Excerpts from a layout annotation set:
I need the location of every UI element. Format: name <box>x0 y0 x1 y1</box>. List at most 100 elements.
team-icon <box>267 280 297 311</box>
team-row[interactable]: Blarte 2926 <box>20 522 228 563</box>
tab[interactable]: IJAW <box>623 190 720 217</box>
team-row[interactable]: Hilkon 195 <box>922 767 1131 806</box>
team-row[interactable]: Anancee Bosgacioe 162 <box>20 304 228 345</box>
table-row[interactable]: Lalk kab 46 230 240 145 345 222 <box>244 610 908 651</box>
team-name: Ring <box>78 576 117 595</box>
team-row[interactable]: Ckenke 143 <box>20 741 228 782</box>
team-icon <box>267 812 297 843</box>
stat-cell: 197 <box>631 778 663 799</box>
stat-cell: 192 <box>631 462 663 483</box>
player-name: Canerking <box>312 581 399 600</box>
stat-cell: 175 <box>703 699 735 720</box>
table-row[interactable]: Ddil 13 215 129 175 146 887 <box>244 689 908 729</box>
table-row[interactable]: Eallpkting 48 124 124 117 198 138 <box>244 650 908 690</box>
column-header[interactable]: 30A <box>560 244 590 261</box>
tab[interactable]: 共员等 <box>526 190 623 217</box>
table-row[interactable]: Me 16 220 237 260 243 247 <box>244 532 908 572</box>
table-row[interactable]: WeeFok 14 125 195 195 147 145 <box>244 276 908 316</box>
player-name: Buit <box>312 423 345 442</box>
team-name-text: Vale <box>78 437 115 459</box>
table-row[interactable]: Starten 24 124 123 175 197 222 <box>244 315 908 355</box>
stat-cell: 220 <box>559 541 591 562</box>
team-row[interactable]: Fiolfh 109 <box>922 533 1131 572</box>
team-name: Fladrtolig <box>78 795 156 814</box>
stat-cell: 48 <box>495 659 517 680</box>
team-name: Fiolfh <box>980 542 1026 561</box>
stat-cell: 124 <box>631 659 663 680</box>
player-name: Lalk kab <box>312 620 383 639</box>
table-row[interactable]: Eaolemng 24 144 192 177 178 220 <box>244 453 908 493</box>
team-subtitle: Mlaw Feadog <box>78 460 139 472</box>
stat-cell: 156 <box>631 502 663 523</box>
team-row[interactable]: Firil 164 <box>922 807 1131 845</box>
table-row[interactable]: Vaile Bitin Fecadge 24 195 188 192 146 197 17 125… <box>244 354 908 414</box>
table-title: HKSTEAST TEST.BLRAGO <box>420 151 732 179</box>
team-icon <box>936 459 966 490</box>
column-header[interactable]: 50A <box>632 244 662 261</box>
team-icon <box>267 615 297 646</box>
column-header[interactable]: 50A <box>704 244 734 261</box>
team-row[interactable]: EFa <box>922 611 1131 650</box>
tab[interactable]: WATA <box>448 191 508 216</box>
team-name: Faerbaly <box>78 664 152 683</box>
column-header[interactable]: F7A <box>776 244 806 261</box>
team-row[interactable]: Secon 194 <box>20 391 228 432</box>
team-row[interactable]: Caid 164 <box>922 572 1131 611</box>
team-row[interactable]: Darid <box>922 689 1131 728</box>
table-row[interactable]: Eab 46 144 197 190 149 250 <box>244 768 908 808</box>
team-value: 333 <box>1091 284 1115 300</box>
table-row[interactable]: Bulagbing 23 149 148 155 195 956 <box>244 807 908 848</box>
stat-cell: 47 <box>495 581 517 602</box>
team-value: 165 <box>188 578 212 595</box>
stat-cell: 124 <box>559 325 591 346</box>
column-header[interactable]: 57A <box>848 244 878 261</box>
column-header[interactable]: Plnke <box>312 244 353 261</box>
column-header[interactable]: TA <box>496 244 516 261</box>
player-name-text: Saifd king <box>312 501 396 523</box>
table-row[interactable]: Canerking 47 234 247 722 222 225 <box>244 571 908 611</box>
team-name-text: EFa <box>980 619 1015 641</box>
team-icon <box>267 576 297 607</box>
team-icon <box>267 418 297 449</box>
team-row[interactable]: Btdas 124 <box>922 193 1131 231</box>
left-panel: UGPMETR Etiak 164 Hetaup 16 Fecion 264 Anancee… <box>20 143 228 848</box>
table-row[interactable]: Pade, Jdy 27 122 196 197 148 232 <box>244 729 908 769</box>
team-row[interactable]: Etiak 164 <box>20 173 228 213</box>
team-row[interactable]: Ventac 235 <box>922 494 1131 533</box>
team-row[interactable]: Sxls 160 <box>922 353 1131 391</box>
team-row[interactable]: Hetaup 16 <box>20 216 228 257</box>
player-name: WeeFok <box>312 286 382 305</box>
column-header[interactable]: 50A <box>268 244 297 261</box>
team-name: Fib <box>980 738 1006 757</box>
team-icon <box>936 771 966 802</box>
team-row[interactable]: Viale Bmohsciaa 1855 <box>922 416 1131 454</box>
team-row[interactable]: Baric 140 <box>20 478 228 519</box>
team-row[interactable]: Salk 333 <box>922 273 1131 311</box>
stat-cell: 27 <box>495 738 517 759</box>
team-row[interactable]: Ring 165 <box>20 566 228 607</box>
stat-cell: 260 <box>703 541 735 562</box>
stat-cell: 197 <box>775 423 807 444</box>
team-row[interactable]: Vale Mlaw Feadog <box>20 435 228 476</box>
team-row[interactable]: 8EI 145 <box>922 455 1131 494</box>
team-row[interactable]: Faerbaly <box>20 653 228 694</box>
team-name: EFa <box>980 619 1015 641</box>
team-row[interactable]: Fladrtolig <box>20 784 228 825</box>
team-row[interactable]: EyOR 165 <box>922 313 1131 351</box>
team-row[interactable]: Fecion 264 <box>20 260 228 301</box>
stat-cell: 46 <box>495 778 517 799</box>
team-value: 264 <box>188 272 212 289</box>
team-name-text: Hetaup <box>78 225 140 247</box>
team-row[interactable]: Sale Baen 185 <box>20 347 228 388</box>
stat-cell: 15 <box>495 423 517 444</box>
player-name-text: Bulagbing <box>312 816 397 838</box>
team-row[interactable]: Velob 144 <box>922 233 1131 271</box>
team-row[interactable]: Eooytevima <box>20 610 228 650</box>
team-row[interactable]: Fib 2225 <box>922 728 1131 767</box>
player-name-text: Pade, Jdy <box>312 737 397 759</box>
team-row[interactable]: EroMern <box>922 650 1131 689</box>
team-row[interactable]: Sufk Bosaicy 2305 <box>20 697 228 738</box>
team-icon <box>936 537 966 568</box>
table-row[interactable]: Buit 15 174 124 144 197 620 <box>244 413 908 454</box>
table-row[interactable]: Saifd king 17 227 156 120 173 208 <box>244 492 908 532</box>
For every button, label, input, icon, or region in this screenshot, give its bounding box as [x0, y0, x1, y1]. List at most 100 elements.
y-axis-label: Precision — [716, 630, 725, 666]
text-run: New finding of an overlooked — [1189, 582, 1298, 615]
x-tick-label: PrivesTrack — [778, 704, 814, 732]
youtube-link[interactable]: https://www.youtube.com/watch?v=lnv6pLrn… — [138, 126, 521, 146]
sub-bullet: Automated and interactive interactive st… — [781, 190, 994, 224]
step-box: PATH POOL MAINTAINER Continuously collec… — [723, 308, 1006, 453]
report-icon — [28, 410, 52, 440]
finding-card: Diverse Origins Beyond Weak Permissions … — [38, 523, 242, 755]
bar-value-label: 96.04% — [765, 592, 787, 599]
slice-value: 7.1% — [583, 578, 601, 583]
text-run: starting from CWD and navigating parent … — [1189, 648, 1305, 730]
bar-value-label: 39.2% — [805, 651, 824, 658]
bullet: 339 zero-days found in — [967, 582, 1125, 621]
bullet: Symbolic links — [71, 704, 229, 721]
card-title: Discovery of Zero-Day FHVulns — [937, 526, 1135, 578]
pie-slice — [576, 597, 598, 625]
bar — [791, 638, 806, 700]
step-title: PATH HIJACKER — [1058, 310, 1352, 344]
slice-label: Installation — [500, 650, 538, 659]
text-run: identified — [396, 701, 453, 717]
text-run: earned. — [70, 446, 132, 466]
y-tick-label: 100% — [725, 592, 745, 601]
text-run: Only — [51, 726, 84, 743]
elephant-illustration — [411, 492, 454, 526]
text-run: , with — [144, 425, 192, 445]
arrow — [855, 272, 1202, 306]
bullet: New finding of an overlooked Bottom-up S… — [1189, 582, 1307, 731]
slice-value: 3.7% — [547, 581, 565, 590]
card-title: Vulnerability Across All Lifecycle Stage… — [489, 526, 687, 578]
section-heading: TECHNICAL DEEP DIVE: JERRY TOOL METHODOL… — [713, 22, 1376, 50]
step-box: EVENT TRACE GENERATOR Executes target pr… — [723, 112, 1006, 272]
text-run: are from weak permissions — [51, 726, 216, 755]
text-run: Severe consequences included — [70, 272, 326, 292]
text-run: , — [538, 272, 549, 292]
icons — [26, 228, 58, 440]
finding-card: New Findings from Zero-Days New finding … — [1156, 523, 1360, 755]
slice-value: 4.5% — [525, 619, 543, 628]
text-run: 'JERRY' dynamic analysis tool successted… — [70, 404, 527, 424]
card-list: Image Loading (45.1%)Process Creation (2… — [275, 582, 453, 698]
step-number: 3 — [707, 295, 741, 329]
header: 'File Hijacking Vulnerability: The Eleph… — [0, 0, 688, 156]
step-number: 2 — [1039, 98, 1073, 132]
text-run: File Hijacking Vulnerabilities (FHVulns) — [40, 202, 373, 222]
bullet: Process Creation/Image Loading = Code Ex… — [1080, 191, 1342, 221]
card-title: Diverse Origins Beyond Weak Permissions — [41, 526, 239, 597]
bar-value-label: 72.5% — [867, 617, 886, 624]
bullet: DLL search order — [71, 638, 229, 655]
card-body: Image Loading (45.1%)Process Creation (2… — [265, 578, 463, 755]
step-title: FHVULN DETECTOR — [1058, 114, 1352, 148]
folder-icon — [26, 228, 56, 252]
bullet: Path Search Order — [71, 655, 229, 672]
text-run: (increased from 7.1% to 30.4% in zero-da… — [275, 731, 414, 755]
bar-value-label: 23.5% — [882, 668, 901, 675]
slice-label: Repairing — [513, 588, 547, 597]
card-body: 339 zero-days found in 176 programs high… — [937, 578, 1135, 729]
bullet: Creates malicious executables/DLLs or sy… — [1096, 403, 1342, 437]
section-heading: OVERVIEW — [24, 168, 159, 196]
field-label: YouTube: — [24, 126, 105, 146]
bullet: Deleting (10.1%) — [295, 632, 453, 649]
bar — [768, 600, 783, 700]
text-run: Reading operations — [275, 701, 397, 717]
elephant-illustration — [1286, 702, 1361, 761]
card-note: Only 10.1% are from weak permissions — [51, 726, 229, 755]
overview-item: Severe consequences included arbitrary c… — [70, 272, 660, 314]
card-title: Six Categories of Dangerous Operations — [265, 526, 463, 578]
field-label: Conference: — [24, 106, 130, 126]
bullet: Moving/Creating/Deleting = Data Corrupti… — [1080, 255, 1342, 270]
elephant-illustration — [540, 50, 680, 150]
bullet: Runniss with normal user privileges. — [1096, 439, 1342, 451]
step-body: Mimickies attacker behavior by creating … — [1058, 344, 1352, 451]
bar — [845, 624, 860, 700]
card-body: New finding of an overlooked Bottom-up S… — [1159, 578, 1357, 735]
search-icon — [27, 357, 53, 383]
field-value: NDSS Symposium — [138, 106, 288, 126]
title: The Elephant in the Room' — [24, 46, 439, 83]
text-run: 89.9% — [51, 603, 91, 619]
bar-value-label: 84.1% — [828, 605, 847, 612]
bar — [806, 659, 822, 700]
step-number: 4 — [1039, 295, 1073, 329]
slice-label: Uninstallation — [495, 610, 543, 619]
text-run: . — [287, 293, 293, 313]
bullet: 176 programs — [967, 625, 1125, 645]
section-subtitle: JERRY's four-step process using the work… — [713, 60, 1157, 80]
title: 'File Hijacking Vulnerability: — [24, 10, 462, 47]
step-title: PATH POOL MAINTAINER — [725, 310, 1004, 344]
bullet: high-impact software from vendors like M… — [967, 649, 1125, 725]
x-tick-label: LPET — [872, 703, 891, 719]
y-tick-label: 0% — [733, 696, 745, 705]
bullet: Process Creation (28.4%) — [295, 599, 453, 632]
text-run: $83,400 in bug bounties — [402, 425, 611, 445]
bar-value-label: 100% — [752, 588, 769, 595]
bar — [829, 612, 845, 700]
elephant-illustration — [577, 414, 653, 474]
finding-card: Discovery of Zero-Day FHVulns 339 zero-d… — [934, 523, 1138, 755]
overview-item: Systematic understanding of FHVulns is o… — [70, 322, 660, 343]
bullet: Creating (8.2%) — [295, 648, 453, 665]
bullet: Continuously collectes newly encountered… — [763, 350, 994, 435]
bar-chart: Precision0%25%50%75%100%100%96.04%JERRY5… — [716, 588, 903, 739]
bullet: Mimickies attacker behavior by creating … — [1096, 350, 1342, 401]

Task requirements: Which lines above contain the string "illustration" with the same capitalization? Gather every one of them.

Task answer:
elephant-illustration — [411, 492, 454, 526]
elephant-illustration — [1286, 702, 1361, 761]
elephant-illustration — [540, 50, 680, 150]
elephant-illustration — [577, 414, 653, 474]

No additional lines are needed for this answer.